▸ To be done: Your answer should be one number: the count of lines in these entries that hold the word "Output".

▸ Stored entries:
"""

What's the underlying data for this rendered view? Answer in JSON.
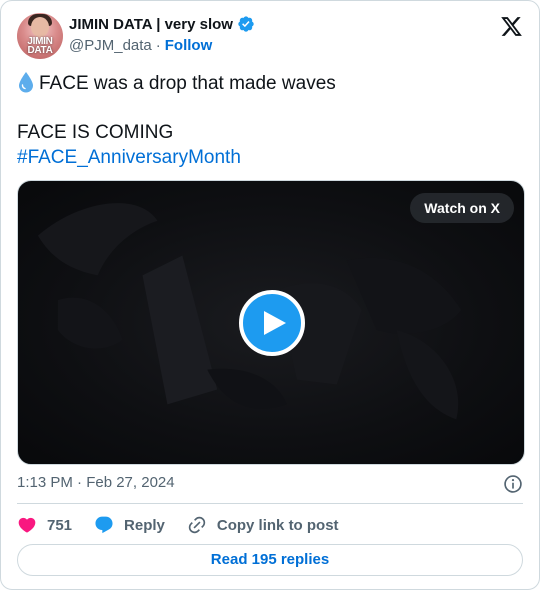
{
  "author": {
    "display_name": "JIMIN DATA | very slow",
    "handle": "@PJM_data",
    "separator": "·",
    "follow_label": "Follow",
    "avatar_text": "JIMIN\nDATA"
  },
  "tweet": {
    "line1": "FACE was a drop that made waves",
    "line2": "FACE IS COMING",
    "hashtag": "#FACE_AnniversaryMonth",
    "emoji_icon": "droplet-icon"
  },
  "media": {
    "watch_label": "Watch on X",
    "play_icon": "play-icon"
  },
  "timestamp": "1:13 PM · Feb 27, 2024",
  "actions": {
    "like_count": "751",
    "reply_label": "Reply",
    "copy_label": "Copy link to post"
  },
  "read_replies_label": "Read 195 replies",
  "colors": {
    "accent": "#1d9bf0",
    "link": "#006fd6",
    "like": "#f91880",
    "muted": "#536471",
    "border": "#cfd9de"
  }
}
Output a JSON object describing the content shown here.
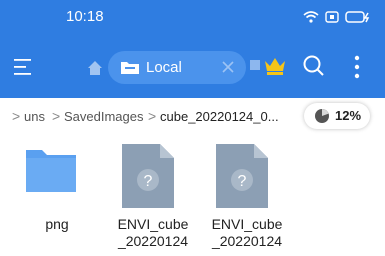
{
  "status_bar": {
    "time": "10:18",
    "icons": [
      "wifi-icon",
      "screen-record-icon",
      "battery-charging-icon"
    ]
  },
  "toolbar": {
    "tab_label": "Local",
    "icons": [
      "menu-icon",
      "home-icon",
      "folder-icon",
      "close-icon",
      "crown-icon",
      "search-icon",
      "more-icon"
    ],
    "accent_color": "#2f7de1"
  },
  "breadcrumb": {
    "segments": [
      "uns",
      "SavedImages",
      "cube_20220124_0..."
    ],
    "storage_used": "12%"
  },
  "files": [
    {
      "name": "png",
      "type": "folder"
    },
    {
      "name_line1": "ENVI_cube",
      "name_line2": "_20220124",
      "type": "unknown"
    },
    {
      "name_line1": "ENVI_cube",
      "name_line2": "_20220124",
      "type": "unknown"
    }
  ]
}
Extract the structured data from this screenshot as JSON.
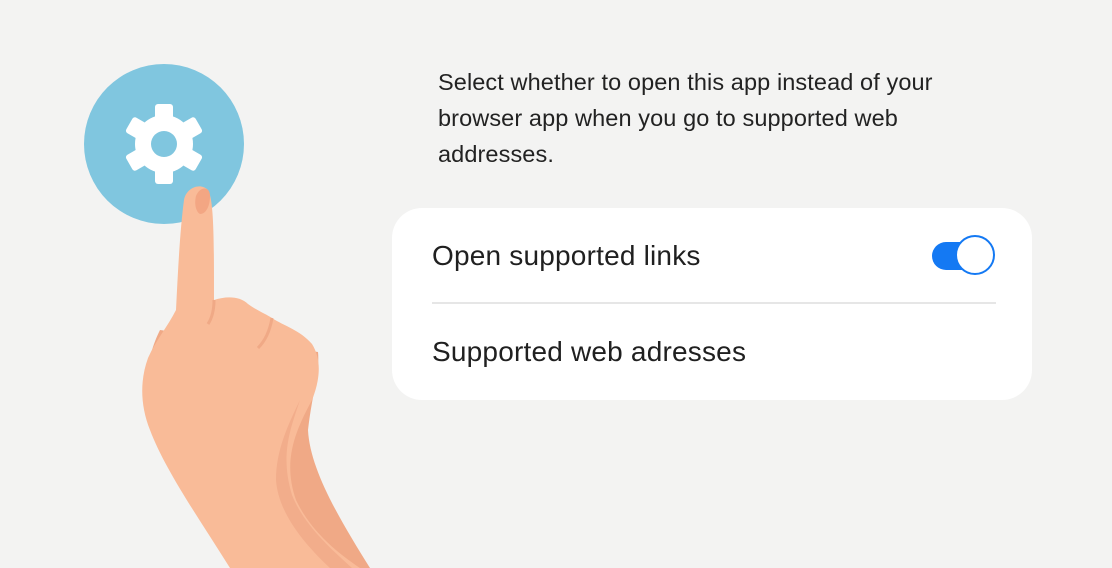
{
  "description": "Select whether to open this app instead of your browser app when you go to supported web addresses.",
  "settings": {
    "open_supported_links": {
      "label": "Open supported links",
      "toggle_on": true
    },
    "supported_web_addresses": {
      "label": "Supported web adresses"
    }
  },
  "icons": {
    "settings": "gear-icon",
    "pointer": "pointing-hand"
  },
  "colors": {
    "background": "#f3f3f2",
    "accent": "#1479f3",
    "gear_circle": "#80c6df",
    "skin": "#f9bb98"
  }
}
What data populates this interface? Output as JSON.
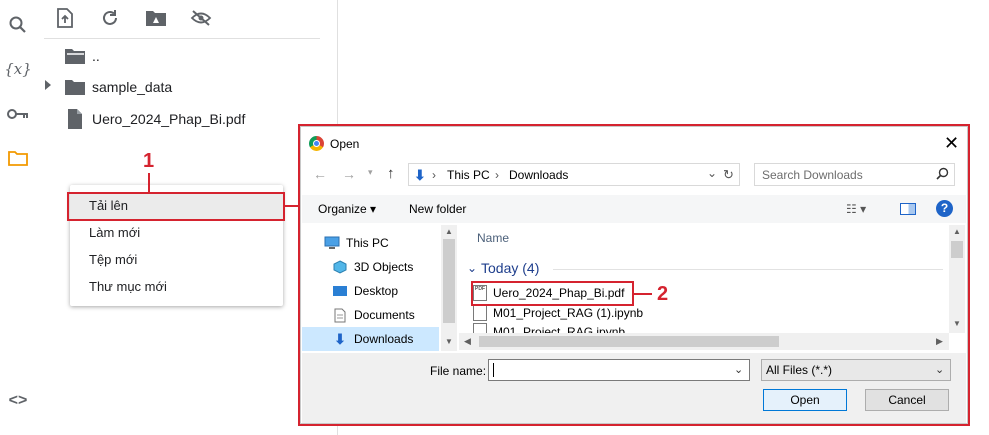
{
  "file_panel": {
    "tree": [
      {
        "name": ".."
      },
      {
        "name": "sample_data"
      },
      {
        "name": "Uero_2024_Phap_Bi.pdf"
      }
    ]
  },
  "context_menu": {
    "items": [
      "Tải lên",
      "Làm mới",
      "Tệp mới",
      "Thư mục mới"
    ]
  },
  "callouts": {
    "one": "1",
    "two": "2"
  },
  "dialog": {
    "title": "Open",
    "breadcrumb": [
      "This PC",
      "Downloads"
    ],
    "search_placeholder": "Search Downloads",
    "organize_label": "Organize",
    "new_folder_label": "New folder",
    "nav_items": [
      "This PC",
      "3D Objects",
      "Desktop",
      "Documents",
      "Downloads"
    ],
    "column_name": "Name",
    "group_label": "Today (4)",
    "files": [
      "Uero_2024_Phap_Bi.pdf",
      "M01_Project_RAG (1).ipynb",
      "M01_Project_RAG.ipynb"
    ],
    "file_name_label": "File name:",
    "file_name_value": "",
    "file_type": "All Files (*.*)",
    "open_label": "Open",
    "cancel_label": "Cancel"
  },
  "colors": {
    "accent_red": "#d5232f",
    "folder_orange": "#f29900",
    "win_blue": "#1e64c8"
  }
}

"""

▸ Solution to this problem: 2